====== Dataset excerpts ======
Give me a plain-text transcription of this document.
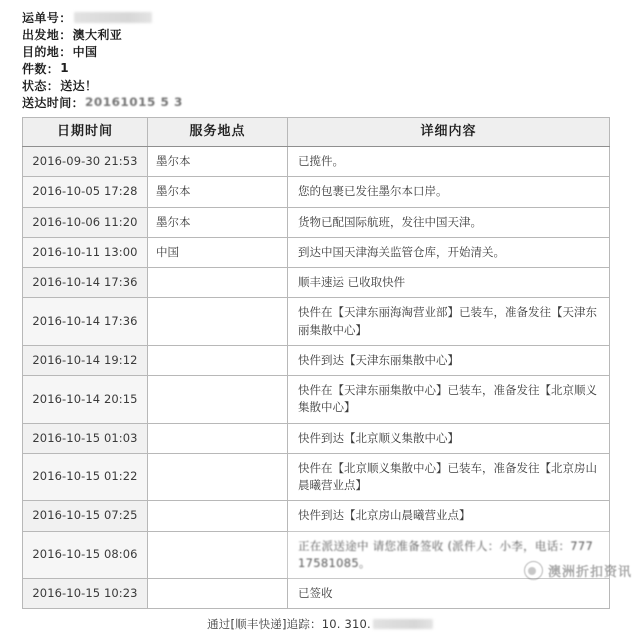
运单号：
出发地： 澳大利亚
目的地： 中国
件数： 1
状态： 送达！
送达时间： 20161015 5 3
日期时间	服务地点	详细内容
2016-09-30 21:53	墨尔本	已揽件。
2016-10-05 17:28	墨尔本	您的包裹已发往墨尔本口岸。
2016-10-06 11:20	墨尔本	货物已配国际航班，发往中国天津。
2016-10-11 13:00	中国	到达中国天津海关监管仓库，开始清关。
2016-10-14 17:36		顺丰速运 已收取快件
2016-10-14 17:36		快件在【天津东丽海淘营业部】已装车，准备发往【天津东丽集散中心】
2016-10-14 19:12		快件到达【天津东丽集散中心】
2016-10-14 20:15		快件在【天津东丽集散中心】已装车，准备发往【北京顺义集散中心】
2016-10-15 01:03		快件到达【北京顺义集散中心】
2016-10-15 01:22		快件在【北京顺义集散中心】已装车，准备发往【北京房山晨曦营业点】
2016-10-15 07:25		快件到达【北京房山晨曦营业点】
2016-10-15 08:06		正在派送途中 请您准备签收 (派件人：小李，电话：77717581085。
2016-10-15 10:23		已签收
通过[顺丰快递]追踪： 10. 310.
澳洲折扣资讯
======
Short problem
Copy every line above word for word and exclude the pictures.

Full answer
Give me a plain-text transcription of this document.
运单号：
出发地： 澳大利亚
目的地： 中国
件数： 1
状态： 送达！
送达时间： 20161015 5 3
日期时间	服务地点	详细内容
2016-09-30 21:53	墨尔本	已揽件。
2016-10-05 17:28	墨尔本	您的包裹已发往墨尔本口岸。
2016-10-06 11:20	墨尔本	货物已配国际航班，发往中国天津。
2016-10-11 13:00	中国	到达中国天津海关监管仓库，开始清关。
2016-10-14 17:36		顺丰速运 已收取快件
2016-10-14 17:36		快件在【天津东丽海淘营业部】已装车，准备发往【天津东丽集散中心】
2016-10-14 19:12		快件到达【天津东丽集散中心】
2016-10-14 20:15		快件在【天津东丽集散中心】已装车，准备发往【北京顺义集散中心】
2016-10-15 01:03		快件到达【北京顺义集散中心】
2016-10-15 01:22		快件在【北京顺义集散中心】已装车，准备发往【北京房山晨曦营业点】
2016-10-15 07:25		快件到达【北京房山晨曦营业点】
2016-10-15 08:06		正在派送途中 请您准备签收 (派件人：小李，电话：77717581085。
2016-10-15 10:23		已签收
通过[顺丰快递]追踪： 10. 310.
澳洲折扣资讯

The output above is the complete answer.